(Extracted data entries)
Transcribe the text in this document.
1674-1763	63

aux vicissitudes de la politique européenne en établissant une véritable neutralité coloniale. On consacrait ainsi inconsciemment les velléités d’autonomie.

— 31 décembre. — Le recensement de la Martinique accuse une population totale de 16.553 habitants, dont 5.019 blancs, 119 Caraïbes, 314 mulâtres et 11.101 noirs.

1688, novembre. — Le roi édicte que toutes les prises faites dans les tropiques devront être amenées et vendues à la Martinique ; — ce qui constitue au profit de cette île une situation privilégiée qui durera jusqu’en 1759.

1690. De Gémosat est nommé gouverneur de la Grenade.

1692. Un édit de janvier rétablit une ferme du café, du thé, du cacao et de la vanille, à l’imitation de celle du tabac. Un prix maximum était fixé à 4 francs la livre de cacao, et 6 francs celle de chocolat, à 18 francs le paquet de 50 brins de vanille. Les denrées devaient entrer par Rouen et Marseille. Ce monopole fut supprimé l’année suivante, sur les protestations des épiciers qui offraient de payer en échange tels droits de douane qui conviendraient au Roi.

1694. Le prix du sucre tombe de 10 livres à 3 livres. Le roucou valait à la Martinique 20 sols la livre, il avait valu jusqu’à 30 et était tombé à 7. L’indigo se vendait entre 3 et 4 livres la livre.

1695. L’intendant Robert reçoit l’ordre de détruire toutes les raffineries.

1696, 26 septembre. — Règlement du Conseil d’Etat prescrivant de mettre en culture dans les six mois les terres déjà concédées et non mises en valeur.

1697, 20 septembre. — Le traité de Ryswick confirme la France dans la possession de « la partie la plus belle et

● STATED GOAL:
Pull every line containing "septembre" out of the data above.

● REPLY:
1696, 26 septembre. — Règlement du Conseil d’Etat prescrivant de mettre en culture dans les six mois les terres déjà concédées et non mises en valeur.
1697, 20 septembre. — Le traité de Ryswick confirme la France dans la possession de « la partie la plus belle et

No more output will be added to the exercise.